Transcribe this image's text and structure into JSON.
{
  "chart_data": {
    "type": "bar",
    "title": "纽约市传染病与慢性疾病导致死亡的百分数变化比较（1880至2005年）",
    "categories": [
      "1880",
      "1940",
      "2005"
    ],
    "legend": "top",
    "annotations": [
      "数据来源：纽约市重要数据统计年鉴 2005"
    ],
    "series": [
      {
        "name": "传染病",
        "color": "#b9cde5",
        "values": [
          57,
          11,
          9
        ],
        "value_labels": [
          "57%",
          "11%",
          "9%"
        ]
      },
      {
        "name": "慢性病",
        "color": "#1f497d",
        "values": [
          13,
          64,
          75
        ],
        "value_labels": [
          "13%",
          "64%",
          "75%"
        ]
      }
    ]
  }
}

◆ Exercise
Restate the data above word for word, please.

◆ Final result
Transcribe this image's text and structure into JSON.
{
  "chart_data": {
    "type": "bar",
    "title": "纽约市传染病与慢性疾病导致死亡的百分数变化比较（1880至2005年）",
    "categories": [
      "1880",
      "1940",
      "2005"
    ],
    "legend": "top",
    "annotations": [
      "数据来源：纽约市重要数据统计年鉴 2005"
    ],
    "series": [
      {
        "name": "传染病",
        "color": "#b9cde5",
        "values": [
          57,
          11,
          9
        ],
        "value_labels": [
          "57%",
          "11%",
          "9%"
        ]
      },
      {
        "name": "慢性病",
        "color": "#1f497d",
        "values": [
          13,
          64,
          75
        ],
        "value_labels": [
          "13%",
          "64%",
          "75%"
        ]
      }
    ]
  }
}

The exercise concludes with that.